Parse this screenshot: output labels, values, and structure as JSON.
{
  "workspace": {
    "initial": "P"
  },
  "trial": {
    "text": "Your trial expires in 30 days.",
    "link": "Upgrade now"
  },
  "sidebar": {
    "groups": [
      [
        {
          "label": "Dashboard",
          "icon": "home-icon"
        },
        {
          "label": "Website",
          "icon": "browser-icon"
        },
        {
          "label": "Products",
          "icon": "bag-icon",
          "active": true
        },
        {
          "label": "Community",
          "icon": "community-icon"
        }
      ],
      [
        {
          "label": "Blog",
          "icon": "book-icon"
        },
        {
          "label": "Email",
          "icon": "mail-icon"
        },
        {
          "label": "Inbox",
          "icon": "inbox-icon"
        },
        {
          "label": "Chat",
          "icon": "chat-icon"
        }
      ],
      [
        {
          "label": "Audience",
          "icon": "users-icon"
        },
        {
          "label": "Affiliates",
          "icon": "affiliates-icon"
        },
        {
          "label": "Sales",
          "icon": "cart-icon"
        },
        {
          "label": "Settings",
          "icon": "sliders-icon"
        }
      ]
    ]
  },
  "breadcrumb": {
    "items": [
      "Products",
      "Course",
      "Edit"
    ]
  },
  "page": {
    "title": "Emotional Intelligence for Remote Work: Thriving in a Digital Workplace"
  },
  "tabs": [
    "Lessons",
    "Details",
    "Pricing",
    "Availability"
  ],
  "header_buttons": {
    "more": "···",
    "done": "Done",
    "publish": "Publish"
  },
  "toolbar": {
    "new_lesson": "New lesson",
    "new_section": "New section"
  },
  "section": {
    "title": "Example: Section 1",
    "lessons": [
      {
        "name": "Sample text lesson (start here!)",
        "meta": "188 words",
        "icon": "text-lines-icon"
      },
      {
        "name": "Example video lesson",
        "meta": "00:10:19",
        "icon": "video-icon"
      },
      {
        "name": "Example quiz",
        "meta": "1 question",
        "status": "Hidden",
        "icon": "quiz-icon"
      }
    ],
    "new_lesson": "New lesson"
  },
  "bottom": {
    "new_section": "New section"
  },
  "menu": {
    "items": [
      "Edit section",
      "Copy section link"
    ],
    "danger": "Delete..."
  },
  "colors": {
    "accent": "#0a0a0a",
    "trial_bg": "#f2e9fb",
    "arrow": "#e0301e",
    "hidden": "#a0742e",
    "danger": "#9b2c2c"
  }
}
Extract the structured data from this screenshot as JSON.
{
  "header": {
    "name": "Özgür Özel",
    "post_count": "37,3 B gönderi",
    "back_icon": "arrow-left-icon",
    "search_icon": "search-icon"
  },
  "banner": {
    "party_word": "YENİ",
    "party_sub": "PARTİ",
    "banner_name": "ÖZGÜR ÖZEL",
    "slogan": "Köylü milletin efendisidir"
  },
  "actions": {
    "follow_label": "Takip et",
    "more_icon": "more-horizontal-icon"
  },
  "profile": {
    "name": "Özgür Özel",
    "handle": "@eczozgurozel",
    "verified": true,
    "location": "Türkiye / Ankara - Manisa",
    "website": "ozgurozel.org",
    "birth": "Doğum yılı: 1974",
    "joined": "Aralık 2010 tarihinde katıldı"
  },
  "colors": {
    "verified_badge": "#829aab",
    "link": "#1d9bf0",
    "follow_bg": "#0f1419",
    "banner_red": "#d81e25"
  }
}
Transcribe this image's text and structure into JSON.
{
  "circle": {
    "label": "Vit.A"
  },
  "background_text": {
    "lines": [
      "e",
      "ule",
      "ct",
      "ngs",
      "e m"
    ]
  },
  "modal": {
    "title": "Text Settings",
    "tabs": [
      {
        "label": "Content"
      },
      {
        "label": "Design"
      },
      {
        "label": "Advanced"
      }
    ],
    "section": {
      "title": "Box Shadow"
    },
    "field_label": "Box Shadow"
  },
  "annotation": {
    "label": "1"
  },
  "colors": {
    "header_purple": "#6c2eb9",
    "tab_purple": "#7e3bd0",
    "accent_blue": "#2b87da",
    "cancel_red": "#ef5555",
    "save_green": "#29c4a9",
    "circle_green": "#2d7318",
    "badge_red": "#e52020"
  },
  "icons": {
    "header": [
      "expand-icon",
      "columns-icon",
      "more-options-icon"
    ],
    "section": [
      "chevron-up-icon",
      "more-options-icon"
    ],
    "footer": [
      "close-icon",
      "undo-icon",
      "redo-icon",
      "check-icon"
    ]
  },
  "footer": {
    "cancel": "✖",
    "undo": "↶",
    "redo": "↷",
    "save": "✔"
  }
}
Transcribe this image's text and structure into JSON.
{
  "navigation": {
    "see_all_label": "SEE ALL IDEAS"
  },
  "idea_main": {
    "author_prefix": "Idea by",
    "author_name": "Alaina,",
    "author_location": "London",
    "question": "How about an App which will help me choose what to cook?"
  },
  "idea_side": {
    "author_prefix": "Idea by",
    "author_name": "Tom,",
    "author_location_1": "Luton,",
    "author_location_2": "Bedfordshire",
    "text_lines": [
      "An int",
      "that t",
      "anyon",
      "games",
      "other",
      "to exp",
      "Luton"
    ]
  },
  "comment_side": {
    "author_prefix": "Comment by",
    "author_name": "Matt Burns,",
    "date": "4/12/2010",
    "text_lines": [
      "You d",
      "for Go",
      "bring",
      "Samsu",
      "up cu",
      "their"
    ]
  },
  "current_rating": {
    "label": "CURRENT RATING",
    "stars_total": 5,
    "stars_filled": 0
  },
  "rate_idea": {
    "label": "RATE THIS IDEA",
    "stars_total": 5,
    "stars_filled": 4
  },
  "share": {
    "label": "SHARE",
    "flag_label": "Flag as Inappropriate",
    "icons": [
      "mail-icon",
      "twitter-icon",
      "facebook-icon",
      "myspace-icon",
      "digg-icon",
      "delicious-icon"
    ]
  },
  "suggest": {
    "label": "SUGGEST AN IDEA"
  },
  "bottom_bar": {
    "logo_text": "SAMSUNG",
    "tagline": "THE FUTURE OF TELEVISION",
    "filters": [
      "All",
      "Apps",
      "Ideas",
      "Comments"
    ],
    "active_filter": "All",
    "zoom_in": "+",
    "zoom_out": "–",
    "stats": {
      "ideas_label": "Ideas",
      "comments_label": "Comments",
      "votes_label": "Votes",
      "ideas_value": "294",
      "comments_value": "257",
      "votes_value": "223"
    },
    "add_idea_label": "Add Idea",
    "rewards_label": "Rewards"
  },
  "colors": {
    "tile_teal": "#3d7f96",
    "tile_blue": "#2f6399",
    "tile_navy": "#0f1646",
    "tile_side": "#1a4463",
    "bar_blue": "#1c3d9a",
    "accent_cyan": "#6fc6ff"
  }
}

## WRITTEN TASK:
Repeat the data above exactly.

## THE REPLY:
Parse this screenshot: output labels, values, and structure as JSON.
{
  "workspace": {
    "initial": "P"
  },
  "trial": {
    "text": "Your trial expires in 30 days.",
    "link": "Upgrade now"
  },
  "sidebar": {
    "groups": [
      [
        {
          "label": "Dashboard",
          "icon": "home-icon"
        },
        {
          "label": "Website",
          "icon": "browser-icon"
        },
        {
          "label": "Products",
          "icon": "bag-icon",
          "active": true
        },
        {
          "label": "Community",
          "icon": "community-icon"
        }
      ],
      [
        {
          "label": "Blog",
          "icon": "book-icon"
        },
        {
          "label": "Email",
          "icon": "mail-icon"
        },
        {
          "label": "Inbox",
          "icon": "inbox-icon"
        },
        {
          "label": "Chat",
          "icon": "chat-icon"
        }
      ],
      [
        {
          "label": "Audience",
          "icon": "users-icon"
        },
        {
          "label": "Affiliates",
          "icon": "affiliates-icon"
        },
        {
          "label": "Sales",
          "icon": "cart-icon"
        },
        {
          "label": "Settings",
          "icon": "sliders-icon"
        }
      ]
    ]
  },
  "breadcrumb": {
    "items": [
      "Products",
      "Course",
      "Edit"
    ]
  },
  "page": {
    "title": "Emotional Intelligence for Remote Work: Thriving in a Digital Workplace"
  },
  "tabs": [
    "Lessons",
    "Details",
    "Pricing",
    "Availability"
  ],
  "header_buttons": {
    "more": "···",
    "done": "Done",
    "publish": "Publish"
  },
  "toolbar": {
    "new_lesson": "New lesson",
    "new_section": "New section"
  },
  "section": {
    "title": "Example: Section 1",
    "lessons": [
      {
        "name": "Sample text lesson (start here!)",
        "meta": "188 words",
        "icon": "text-lines-icon"
      },
      {
        "name": "Example video lesson",
        "meta": "00:10:19",
        "icon": "video-icon"
      },
      {
        "name": "Example quiz",
        "meta": "1 question",
        "status": "Hidden",
        "icon": "quiz-icon"
      }
    ],
    "new_lesson": "New lesson"
  },
  "bottom": {
    "new_section": "New section"
  },
  "menu": {
    "items": [
      "Edit section",
      "Copy section link"
    ],
    "danger": "Delete..."
  },
  "colors": {
    "accent": "#0a0a0a",
    "trial_bg": "#f2e9fb",
    "arrow": "#e0301e",
    "hidden": "#a0742e",
    "danger": "#9b2c2c"
  }
}
Extract the structured data from this screenshot as JSON.
{
  "header": {
    "name": "Özgür Özel",
    "post_count": "37,3 B gönderi",
    "back_icon": "arrow-left-icon",
    "search_icon": "search-icon"
  },
  "banner": {
    "party_word": "YENİ",
    "party_sub": "PARTİ",
    "banner_name": "ÖZGÜR ÖZEL",
    "slogan": "Köylü milletin efendisidir"
  },
  "actions": {
    "follow_label": "Takip et",
    "more_icon": "more-horizontal-icon"
  },
  "profile": {
    "name": "Özgür Özel",
    "handle": "@eczozgurozel",
    "verified": true,
    "location": "Türkiye / Ankara - Manisa",
    "website": "ozgurozel.org",
    "birth": "Doğum yılı: 1974",
    "joined": "Aralık 2010 tarihinde katıldı"
  },
  "colors": {
    "verified_badge": "#829aab",
    "link": "#1d9bf0",
    "follow_bg": "#0f1419",
    "banner_red": "#d81e25"
  }
}
Transcribe this image's text and structure into JSON.
{
  "circle": {
    "label": "Vit.A"
  },
  "background_text": {
    "lines": [
      "e",
      "ule",
      "ct",
      "ngs",
      "e m"
    ]
  },
  "modal": {
    "title": "Text Settings",
    "tabs": [
      {
        "label": "Content"
      },
      {
        "label": "Design"
      },
      {
        "label": "Advanced"
      }
    ],
    "section": {
      "title": "Box Shadow"
    },
    "field_label": "Box Shadow"
  },
  "annotation": {
    "label": "1"
  },
  "colors": {
    "header_purple": "#6c2eb9",
    "tab_purple": "#7e3bd0",
    "accent_blue": "#2b87da",
    "cancel_red": "#ef5555",
    "save_green": "#29c4a9",
    "circle_green": "#2d7318",
    "badge_red": "#e52020"
  },
  "icons": {
    "header": [
      "expand-icon",
      "columns-icon",
      "more-options-icon"
    ],
    "section": [
      "chevron-up-icon",
      "more-options-icon"
    ],
    "footer": [
      "close-icon",
      "undo-icon",
      "redo-icon",
      "check-icon"
    ]
  },
  "footer": {
    "cancel": "✖",
    "undo": "↶",
    "redo": "↷",
    "save": "✔"
  }
}
Transcribe this image's text and structure into JSON.
{
  "navigation": {
    "see_all_label": "SEE ALL IDEAS"
  },
  "idea_main": {
    "author_prefix": "Idea by",
    "author_name": "Alaina,",
    "author_location": "London",
    "question": "How about an App which will help me choose what to cook?"
  },
  "idea_side": {
    "author_prefix": "Idea by",
    "author_name": "Tom,",
    "author_location_1": "Luton,",
    "author_location_2": "Bedfordshire",
    "text_lines": [
      "An int",
      "that t",
      "anyon",
      "games",
      "other",
      "to exp",
      "Luton"
    ]
  },
  "comment_side": {
    "author_prefix": "Comment by",
    "author_name": "Matt Burns,",
    "date": "4/12/2010",
    "text_lines": [
      "You d",
      "for Go",
      "bring",
      "Samsu",
      "up cu",
      "their"
    ]
  },
  "current_rating": {
    "label": "CURRENT RATING",
    "stars_total": 5,
    "stars_filled": 0
  },
  "rate_idea": {
    "label": "RATE THIS IDEA",
    "stars_total": 5,
    "stars_filled": 4
  },
  "share": {
    "label": "SHARE",
    "flag_label": "Flag as Inappropriate",
    "icons": [
      "mail-icon",
      "twitter-icon",
      "facebook-icon",
      "myspace-icon",
      "digg-icon",
      "delicious-icon"
    ]
  },
  "suggest": {
    "label": "SUGGEST AN IDEA"
  },
  "bottom_bar": {
    "logo_text": "SAMSUNG",
    "tagline": "THE FUTURE OF TELEVISION",
    "filters": [
      "All",
      "Apps",
      "Ideas",
      "Comments"
    ],
    "active_filter": "All",
    "zoom_in": "+",
    "zoom_out": "–",
    "stats": {
      "ideas_label": "Ideas",
      "comments_label": "Comments",
      "votes_label": "Votes",
      "ideas_value": "294",
      "comments_value": "257",
      "votes_value": "223"
    },
    "add_idea_label": "Add Idea",
    "rewards_label": "Rewards"
  },
  "colors": {
    "tile_teal": "#3d7f96",
    "tile_blue": "#2f6399",
    "tile_navy": "#0f1646",
    "tile_side": "#1a4463",
    "bar_blue": "#1c3d9a",
    "accent_cyan": "#6fc6ff"
  }
}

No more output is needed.